[BEGIN]
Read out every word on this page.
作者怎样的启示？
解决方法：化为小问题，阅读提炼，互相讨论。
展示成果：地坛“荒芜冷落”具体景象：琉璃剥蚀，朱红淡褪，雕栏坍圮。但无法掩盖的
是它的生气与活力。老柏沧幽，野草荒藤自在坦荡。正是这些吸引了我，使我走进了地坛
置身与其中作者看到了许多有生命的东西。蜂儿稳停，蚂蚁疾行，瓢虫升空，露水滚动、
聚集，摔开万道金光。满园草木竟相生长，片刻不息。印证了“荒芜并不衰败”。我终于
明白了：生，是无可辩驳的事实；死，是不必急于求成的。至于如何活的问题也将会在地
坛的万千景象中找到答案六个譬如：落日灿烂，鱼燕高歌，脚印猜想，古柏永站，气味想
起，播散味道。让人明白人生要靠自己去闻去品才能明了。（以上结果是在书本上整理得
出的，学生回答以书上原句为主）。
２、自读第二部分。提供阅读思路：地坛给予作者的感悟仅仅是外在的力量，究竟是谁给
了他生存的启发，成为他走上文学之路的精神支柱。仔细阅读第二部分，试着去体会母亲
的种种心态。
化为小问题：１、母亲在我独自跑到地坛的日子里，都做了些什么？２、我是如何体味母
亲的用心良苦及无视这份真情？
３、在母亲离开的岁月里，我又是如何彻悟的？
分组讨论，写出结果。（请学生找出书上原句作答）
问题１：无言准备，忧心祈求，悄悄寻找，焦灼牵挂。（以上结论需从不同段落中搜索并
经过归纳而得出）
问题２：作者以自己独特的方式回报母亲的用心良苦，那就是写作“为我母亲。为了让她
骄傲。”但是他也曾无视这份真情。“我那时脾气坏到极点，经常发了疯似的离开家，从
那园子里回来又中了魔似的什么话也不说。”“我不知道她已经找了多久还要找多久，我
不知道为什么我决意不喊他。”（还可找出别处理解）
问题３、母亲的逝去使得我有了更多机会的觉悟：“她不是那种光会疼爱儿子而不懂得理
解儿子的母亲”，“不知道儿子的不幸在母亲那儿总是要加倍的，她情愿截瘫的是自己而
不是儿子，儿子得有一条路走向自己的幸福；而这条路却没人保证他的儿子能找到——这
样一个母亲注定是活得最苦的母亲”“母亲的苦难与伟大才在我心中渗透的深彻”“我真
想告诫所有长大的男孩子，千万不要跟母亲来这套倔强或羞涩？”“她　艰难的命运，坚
[END]
From the records above, extract everything verbatim.

* **FINISHED TASK**:
Read out every word on this page.
作者怎样的启示？
解决方法：化为小问题，阅读提炼，互相讨论。
展示成果：地坛“荒芜冷落”具体景象：琉璃剥蚀，朱红淡褪，雕栏坍圮。但无法掩盖的
是它的生气与活力。老柏沧幽，野草荒藤自在坦荡。正是这些吸引了我，使我走进了地坛
置身与其中作者看到了许多有生命的东西。蜂儿稳停，蚂蚁疾行，瓢虫升空，露水滚动、
聚集，摔开万道金光。满园草木竟相生长，片刻不息。印证了“荒芜并不衰败”。我终于
明白了：生，是无可辩驳的事实；死，是不必急于求成的。至于如何活的问题也将会在地
坛的万千景象中找到答案六个譬如：落日灿烂，鱼燕高歌，脚印猜想，古柏永站，气味想
起，播散味道。让人明白人生要靠自己去闻去品才能明了。（以上结果是在书本上整理得
出的，学生回答以书上原句为主）。
２、自读第二部分。提供阅读思路：地坛给予作者的感悟仅仅是外在的力量，究竟是谁给
了他生存的启发，成为他走上文学之路的精神支柱。仔细阅读第二部分，试着去体会母亲
的种种心态。
化为小问题：１、母亲在我独自跑到地坛的日子里，都做了些什么？２、我是如何体味母
亲的用心良苦及无视这份真情？
３、在母亲离开的岁月里，我又是如何彻悟的？
分组讨论，写出结果。（请学生找出书上原句作答）
问题１：无言准备，忧心祈求，悄悄寻找，焦灼牵挂。（以上结论需从不同段落中搜索并
经过归纳而得出）
问题２：作者以自己独特的方式回报母亲的用心良苦，那就是写作“为我母亲。为了让她
骄傲。”但是他也曾无视这份真情。“我那时脾气坏到极点，经常发了疯似的离开家，从
那园子里回来又中了魔似的什么话也不说。”“我不知道她已经找了多久还要找多久，我
不知道为什么我决意不喊他。”（还可找出别处理解）
问题３、母亲的逝去使得我有了更多机会的觉悟：“她不是那种光会疼爱儿子而不懂得理
解儿子的母亲”，“不知道儿子的不幸在母亲那儿总是要加倍的，她情愿截瘫的是自己而
不是儿子，儿子得有一条路走向自己的幸福；而这条路却没人保证他的儿子能找到——这
样一个母亲注定是活得最苦的母亲”“母亲的苦难与伟大才在我心中渗透的深彻”“我真
想告诫所有长大的男孩子，千万不要跟母亲来这套倔强或羞涩？”“她　艰难的命运，坚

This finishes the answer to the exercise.